::: DATASET RECORDS

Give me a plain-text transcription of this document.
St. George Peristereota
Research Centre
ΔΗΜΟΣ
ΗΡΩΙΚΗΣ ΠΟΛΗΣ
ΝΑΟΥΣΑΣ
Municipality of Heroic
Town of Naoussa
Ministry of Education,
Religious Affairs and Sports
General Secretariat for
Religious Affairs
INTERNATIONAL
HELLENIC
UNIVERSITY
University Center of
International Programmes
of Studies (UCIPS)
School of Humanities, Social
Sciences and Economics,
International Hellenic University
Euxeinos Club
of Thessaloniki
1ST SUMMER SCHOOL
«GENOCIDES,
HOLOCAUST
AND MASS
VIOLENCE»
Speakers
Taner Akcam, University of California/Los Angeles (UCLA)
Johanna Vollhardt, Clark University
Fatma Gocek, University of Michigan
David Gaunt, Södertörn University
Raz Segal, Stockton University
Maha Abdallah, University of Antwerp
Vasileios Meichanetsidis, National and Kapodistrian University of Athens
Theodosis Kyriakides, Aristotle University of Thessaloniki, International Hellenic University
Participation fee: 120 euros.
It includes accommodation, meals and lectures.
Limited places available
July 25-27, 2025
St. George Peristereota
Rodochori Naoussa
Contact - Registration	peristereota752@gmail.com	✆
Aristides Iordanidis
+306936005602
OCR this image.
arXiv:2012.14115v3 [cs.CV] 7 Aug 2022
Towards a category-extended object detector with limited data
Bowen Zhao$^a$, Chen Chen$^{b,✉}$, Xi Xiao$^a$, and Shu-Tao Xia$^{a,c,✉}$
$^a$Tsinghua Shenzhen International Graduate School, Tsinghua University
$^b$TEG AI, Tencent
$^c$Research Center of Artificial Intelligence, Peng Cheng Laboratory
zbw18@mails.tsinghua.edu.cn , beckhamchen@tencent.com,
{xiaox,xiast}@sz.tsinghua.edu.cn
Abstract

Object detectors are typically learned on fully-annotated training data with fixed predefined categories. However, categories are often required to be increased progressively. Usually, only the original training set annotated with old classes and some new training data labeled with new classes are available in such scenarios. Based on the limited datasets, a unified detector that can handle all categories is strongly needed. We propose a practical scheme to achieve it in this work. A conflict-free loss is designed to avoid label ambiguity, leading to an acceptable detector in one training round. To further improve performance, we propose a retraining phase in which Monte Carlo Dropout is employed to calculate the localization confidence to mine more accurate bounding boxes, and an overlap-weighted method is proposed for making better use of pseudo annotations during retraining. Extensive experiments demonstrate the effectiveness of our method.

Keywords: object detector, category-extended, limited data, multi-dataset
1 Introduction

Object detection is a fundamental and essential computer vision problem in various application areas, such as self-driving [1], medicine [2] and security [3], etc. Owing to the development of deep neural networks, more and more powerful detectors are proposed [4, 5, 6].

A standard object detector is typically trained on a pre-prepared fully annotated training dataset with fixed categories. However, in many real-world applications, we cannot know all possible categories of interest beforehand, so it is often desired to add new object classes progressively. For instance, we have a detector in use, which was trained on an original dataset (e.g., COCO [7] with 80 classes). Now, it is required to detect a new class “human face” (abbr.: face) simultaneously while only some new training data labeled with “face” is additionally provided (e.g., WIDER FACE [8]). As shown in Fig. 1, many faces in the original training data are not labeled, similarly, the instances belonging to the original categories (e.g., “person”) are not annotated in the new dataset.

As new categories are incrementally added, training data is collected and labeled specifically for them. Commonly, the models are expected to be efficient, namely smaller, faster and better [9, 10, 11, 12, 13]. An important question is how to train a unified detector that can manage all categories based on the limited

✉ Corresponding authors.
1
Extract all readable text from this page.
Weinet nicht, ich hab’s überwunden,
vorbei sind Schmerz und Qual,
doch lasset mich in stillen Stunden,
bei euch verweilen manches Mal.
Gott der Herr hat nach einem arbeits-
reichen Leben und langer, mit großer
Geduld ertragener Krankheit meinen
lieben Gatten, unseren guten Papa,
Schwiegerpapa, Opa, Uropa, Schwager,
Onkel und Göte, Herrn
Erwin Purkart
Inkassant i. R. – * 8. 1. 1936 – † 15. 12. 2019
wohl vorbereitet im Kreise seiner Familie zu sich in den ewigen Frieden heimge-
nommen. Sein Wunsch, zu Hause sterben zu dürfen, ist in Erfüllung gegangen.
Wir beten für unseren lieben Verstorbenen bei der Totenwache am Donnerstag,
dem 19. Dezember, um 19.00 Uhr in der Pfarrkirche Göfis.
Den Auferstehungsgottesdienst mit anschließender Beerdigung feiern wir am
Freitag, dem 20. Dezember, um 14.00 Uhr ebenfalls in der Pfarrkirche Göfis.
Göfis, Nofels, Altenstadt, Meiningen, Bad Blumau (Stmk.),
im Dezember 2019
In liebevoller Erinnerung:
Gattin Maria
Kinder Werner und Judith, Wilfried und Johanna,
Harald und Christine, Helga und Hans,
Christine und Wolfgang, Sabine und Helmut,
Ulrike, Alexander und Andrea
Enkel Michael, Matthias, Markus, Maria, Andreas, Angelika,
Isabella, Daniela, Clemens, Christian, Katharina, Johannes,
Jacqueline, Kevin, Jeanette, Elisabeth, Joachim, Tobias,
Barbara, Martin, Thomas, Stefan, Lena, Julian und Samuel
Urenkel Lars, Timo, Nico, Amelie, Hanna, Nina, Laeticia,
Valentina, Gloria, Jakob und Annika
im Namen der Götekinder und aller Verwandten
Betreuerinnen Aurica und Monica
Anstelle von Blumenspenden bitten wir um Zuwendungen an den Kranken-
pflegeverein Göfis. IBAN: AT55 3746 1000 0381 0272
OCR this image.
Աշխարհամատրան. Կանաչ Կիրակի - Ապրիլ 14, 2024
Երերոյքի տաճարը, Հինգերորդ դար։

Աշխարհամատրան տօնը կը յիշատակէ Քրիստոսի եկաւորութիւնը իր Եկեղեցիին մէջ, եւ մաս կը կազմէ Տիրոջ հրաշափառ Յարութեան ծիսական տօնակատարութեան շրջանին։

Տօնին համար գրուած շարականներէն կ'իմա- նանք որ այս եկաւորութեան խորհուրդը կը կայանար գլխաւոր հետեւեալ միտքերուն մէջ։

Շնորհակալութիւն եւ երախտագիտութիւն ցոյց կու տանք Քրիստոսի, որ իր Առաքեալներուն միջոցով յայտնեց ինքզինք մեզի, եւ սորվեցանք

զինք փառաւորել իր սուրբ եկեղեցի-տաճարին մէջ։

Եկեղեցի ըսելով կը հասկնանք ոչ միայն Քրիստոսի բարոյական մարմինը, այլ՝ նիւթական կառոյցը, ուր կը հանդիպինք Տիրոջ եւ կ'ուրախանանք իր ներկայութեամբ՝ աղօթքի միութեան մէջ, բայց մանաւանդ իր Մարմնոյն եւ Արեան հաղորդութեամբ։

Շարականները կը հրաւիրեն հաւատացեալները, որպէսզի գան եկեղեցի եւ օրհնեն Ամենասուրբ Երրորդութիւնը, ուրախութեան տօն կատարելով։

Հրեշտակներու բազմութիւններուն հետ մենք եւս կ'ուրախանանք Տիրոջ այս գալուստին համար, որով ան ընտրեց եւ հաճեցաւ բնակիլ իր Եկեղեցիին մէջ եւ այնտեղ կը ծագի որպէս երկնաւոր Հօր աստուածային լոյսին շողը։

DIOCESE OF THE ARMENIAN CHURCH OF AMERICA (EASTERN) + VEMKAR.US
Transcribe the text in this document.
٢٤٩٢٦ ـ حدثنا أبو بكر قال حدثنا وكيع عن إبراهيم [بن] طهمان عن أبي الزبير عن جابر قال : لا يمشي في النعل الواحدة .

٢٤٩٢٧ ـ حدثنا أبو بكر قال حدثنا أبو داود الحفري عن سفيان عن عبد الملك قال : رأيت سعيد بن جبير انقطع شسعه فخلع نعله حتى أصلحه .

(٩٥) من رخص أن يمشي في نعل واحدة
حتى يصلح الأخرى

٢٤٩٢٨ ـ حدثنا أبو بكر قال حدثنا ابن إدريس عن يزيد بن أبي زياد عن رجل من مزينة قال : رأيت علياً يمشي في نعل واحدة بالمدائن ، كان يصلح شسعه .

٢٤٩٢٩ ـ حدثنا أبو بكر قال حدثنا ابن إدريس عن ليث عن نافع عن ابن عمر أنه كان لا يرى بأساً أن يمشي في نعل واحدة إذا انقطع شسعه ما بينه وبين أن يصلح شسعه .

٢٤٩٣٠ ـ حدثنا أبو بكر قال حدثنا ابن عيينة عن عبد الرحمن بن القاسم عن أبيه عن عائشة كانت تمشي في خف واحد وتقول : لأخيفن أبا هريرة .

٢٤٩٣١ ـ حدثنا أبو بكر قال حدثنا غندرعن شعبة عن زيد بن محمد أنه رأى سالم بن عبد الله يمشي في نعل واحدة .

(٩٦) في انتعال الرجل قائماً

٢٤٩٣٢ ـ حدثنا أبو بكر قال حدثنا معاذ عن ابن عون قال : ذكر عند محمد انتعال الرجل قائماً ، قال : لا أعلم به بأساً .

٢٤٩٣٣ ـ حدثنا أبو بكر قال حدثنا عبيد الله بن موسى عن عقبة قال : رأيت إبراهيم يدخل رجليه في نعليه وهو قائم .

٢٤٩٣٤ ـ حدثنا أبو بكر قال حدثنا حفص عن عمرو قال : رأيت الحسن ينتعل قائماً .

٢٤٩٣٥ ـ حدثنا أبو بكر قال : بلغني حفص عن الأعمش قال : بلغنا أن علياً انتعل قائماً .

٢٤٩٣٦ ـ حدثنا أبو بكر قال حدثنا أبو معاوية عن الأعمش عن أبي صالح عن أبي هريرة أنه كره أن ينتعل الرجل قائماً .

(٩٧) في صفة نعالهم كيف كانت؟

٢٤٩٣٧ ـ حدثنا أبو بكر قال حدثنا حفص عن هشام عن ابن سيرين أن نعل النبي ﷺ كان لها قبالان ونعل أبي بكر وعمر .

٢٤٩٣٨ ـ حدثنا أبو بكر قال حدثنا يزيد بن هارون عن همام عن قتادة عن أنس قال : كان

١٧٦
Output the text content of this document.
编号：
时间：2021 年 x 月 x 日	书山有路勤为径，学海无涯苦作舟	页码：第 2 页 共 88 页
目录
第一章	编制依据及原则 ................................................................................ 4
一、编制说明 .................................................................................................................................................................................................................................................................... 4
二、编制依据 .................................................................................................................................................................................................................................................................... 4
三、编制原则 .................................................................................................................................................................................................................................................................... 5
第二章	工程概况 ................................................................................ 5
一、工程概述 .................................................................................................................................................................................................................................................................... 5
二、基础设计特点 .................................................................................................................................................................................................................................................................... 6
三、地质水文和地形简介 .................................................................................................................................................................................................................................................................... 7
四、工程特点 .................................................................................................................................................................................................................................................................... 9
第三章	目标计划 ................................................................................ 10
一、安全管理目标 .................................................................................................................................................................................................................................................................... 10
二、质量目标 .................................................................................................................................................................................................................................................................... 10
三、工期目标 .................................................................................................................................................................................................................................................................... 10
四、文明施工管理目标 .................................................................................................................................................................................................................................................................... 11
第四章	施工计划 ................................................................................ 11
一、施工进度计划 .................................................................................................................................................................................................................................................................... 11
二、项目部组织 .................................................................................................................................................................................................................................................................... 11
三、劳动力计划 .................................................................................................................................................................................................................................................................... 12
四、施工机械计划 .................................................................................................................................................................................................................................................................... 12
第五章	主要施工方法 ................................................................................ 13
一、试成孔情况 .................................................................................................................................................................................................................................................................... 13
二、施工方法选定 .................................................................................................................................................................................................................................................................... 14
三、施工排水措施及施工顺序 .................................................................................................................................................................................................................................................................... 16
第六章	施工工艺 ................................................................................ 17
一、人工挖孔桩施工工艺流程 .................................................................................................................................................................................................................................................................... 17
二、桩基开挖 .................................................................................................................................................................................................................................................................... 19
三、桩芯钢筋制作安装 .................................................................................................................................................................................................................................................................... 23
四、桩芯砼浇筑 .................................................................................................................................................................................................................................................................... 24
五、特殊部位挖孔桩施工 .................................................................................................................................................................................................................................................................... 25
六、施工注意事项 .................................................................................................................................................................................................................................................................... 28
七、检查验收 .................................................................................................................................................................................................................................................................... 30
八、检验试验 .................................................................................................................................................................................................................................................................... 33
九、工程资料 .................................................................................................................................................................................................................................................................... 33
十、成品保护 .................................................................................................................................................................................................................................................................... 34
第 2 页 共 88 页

::::::

» **EXERCISE BRIEF**
Review the material and copy each line in which the word "Եկեղեցիին" appears.

» **CORRECT RESPONSE**
Աշխարհամատրան տօնը կը յիշատակէ Քրիստոսի եկաւորութիւնը իր Եկեղեցիին մէջ, եւ մաս կը կազմէ Տիրոջ հրաշափառ Յարութեան ծիսական տօնակատարութեան շրջանին։
Հրեշտակներու բազմութիւններուն հետ մենք եւս կ'ուրախանանք Տիրոջ այս գալուստին համար, որով ան ընտրեց եւ հաճեցաւ բնակիլ իր Եկեղեցիին մէջ եւ այնտեղ կը ծագի որպէս երկնաւոր Հօր աստուածային լոյսին շողը։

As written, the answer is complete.